* _WORK INSTRUCTIONS_
Go through the listing and copy each line with the string "name".

[Begin GIVEN ENTRIES]

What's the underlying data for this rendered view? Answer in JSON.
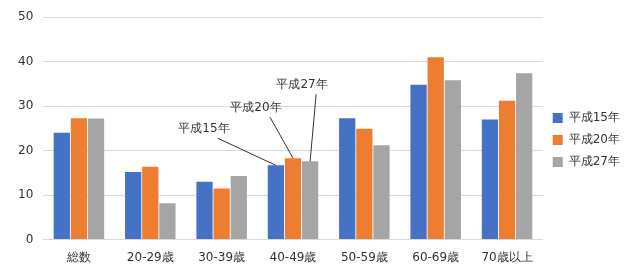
{
  "chart_data": {
    "type": "bar",
    "categories": [
      "総数",
      "20-29歳",
      "30-39歳",
      "40-49歳",
      "50-59歳",
      "60-69歳",
      "70歳以上"
    ],
    "series": [
      {
        "name": "平成15年",
        "color": "#4472c4",
        "values": [
          24.0,
          15.2,
          13.0,
          16.7,
          27.3,
          34.8,
          27.0
        ]
      },
      {
        "name": "平成20年",
        "color": "#ed7d31",
        "values": [
          27.3,
          16.4,
          11.5,
          18.3,
          24.9,
          41.0,
          31.2
        ]
      },
      {
        "name": "平成27年",
        "color": "#a5a5a5",
        "values": [
          27.2,
          8.2,
          14.3,
          17.6,
          21.2,
          35.8,
          37.4
        ]
      }
    ],
    "annotations": [
      {
        "text": "平成15年",
        "category": "40-49歳",
        "series": "平成15年"
      },
      {
        "text": "平成20年",
        "category": "40-49歳",
        "series": "平成20年"
      },
      {
        "text": "平成27年",
        "category": "40-49歳",
        "series": "平成27年"
      }
    ],
    "ylim": [
      0,
      50
    ],
    "yticks": [
      0,
      10,
      20,
      30,
      40,
      50
    ],
    "grid": true,
    "legend": "right"
  }
}
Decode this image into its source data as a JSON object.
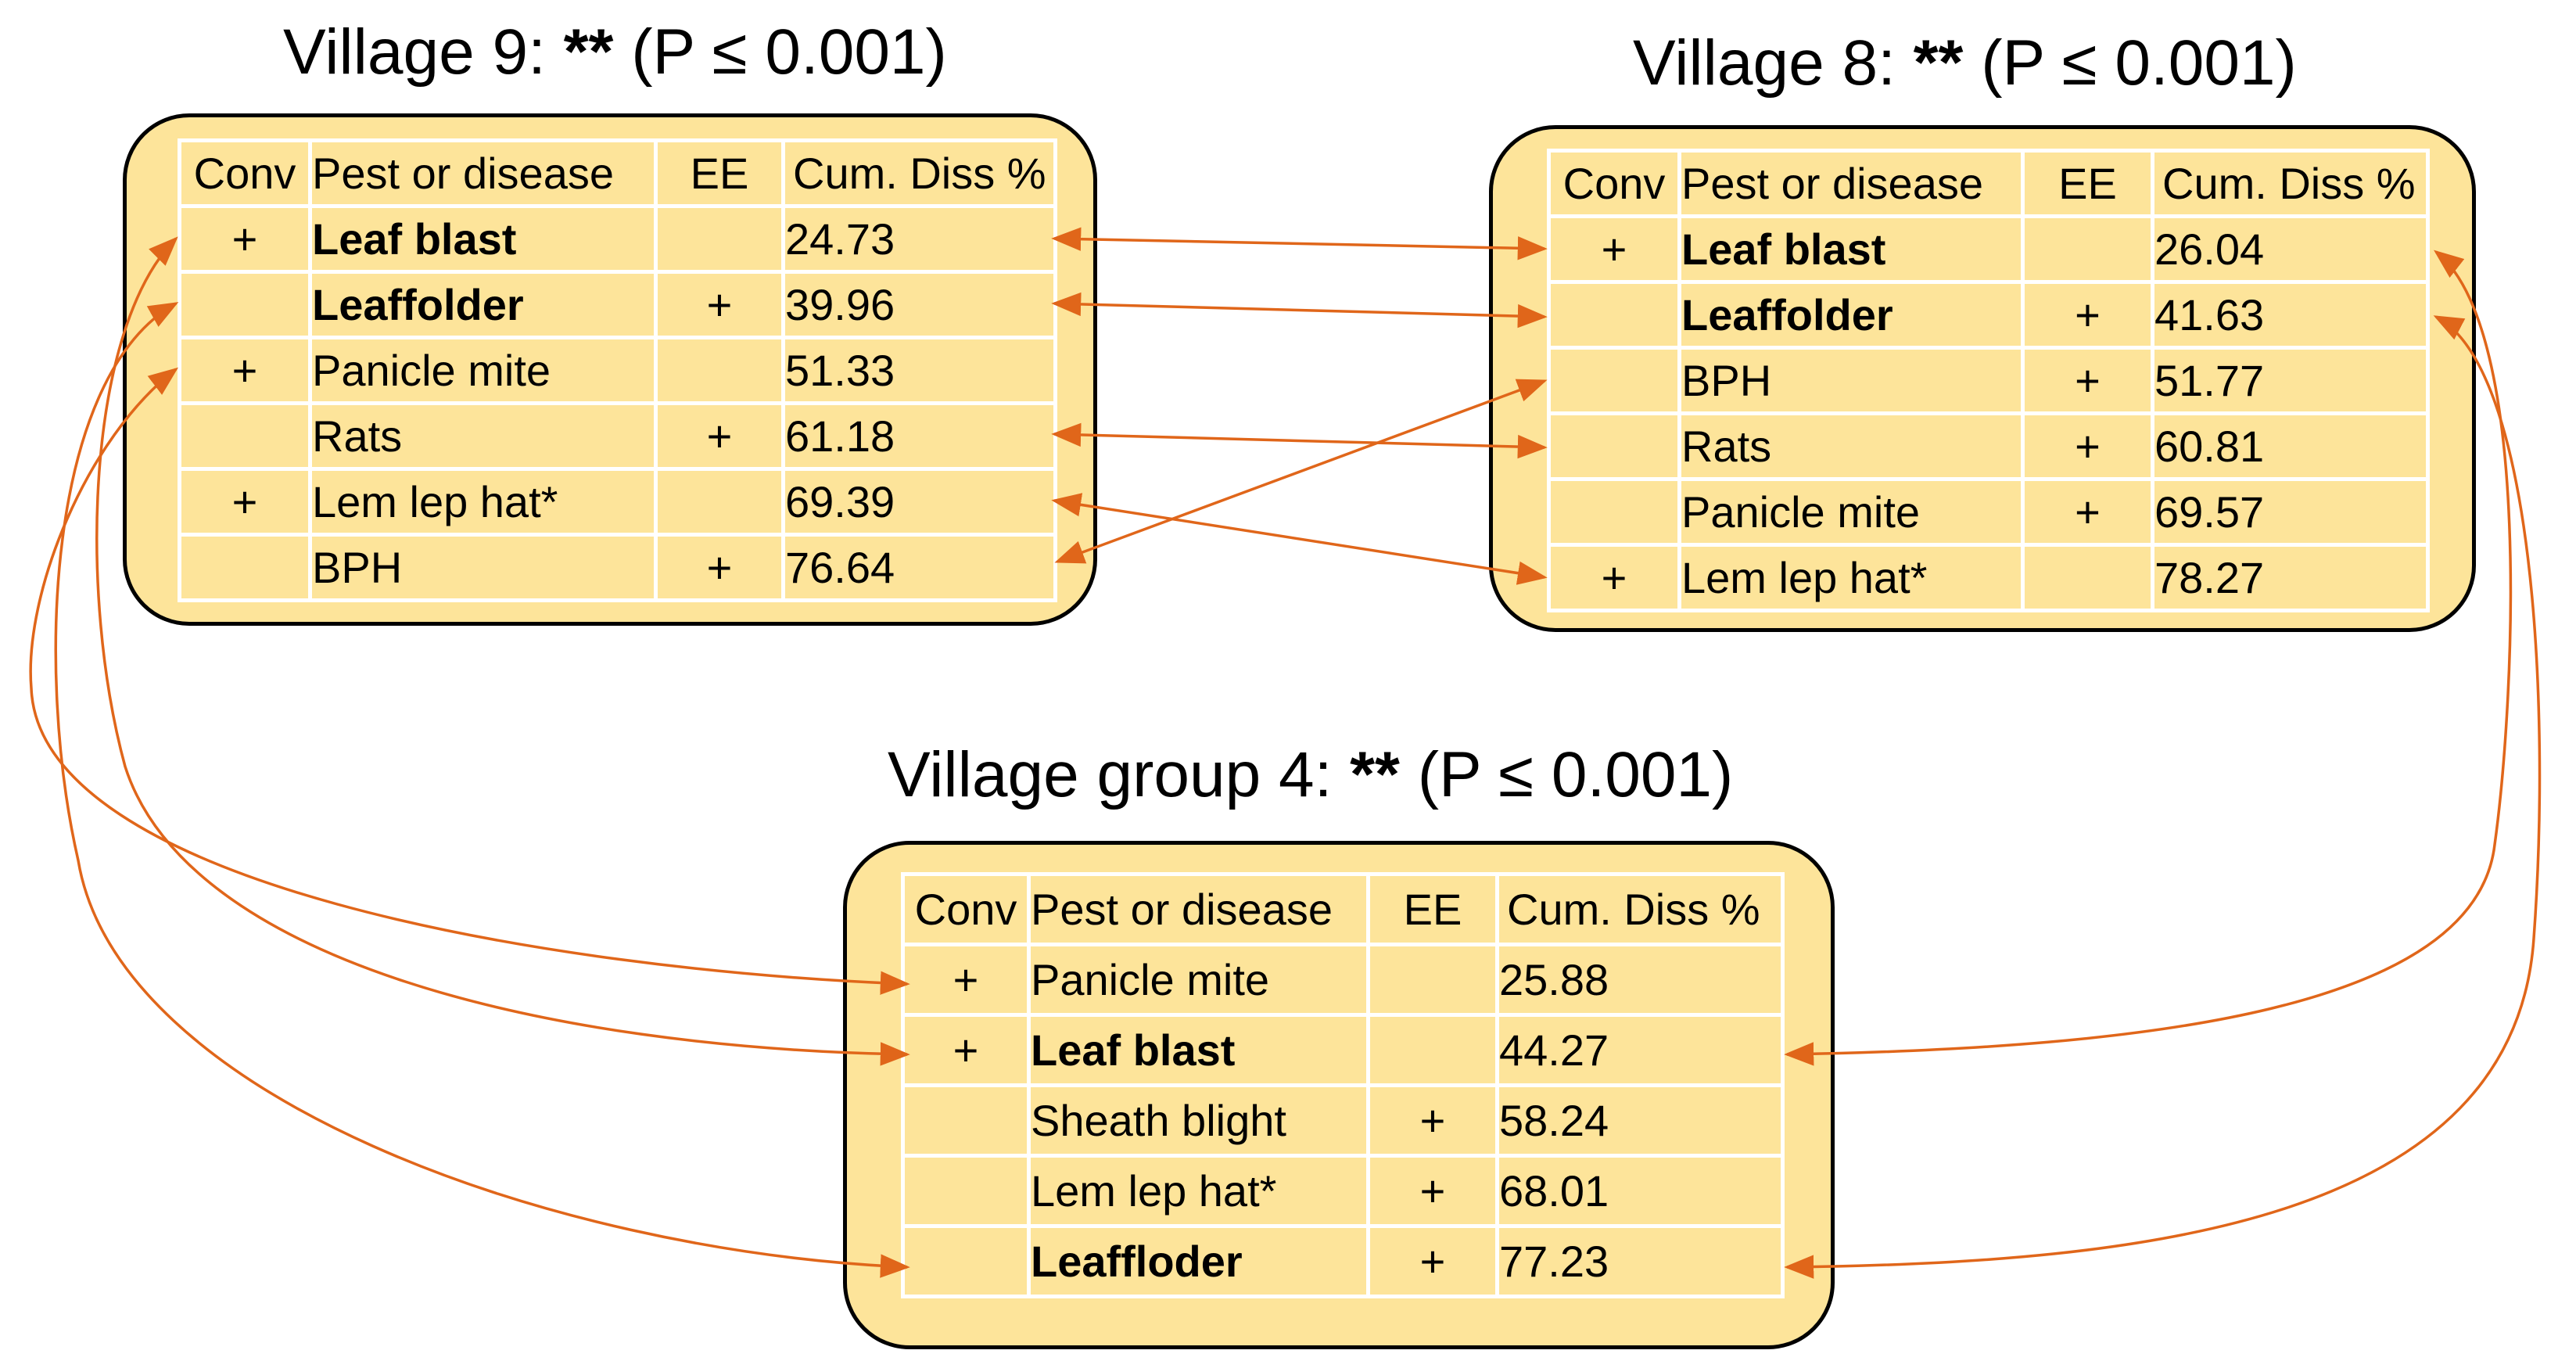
{
  "columns": [
    "Conv",
    "Pest or disease",
    "EE",
    "Cum. Diss %"
  ],
  "arrow_color": "#e0661a",
  "box_fill": "#fde49a",
  "panels": {
    "v9": {
      "title_prefix": "Village 9: ",
      "stars": "**",
      "title_suffix": " (P ≤ 0.001)",
      "rows": [
        {
          "conv": "+",
          "pest": "Leaf blast",
          "ee": "",
          "diss": "24.73",
          "bold": true
        },
        {
          "conv": "",
          "pest": "Leaffolder",
          "ee": "+",
          "diss": "39.96",
          "bold": true
        },
        {
          "conv": "+",
          "pest": "Panicle mite",
          "ee": "",
          "diss": "51.33",
          "bold": false
        },
        {
          "conv": "",
          "pest": "Rats",
          "ee": "+",
          "diss": "61.18",
          "bold": false
        },
        {
          "conv": "+",
          "pest": "Lem lep hat*",
          "ee": "",
          "diss": "69.39",
          "bold": false
        },
        {
          "conv": "",
          "pest": "BPH",
          "ee": "+",
          "diss": "76.64",
          "bold": false
        }
      ]
    },
    "v8": {
      "title_prefix": "Village 8: ",
      "stars": "**",
      "title_suffix": " (P ≤ 0.001)",
      "rows": [
        {
          "conv": "+",
          "pest": "Leaf blast",
          "ee": "",
          "diss": "26.04",
          "bold": true
        },
        {
          "conv": "",
          "pest": "Leaffolder",
          "ee": "+",
          "diss": "41.63",
          "bold": true
        },
        {
          "conv": "",
          "pest": "BPH",
          "ee": "+",
          "diss": "51.77",
          "bold": false
        },
        {
          "conv": "",
          "pest": "Rats",
          "ee": "+",
          "diss": "60.81",
          "bold": false
        },
        {
          "conv": "",
          "pest": "Panicle mite",
          "ee": "+",
          "diss": "69.57",
          "bold": false
        },
        {
          "conv": "+",
          "pest": "Lem lep hat*",
          "ee": "",
          "diss": "78.27",
          "bold": false
        }
      ]
    },
    "vg4": {
      "title_prefix": "Village group 4: ",
      "stars": "**",
      "title_suffix": " (P ≤ 0.001)",
      "rows": [
        {
          "conv": "+",
          "pest": "Panicle mite",
          "ee": "",
          "diss": "25.88",
          "bold": false
        },
        {
          "conv": "+",
          "pest": "Leaf blast",
          "ee": "",
          "diss": "44.27",
          "bold": true
        },
        {
          "conv": "",
          "pest": "Sheath blight",
          "ee": "+",
          "diss": "58.24",
          "bold": false
        },
        {
          "conv": "",
          "pest": "Lem lep hat*",
          "ee": "+",
          "diss": "68.01",
          "bold": false
        },
        {
          "conv": "",
          "pest": "Leaffloder",
          "ee": "+",
          "diss": "77.23",
          "bold": true
        }
      ]
    }
  }
}
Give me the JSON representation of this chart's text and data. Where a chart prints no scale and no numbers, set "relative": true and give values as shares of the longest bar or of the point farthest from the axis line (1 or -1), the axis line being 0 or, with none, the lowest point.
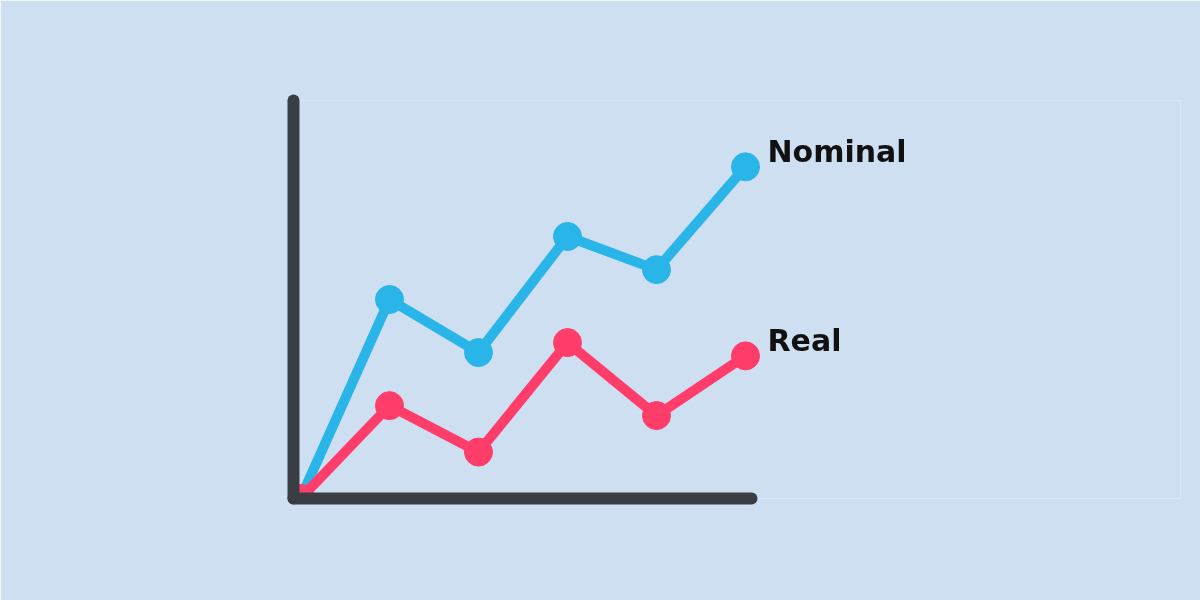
{
  "chart_data": {
    "type": "line",
    "relative": true,
    "marker": "circle",
    "line_style": "solid",
    "grid": false,
    "legend": false,
    "categories": [
      null,
      null,
      null,
      null,
      null,
      null
    ],
    "series": [
      {
        "name": "Nominal",
        "color": "#29b5e8",
        "values": [
          0,
          0.6,
          0.44,
          0.79,
          0.69,
          1.0
        ]
      },
      {
        "name": "Real",
        "color": "#ff3d6b",
        "values": [
          0,
          0.28,
          0.14,
          0.47,
          0.25,
          0.43
        ]
      }
    ]
  }
}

[End GIVEN ENTRIES]

* _WRITTEN RESPONSE_
        "name": "平成15年",
        "name": "平成20年",
        "name": "平成27年",
        "name": "Nominal",
        "name": "Real",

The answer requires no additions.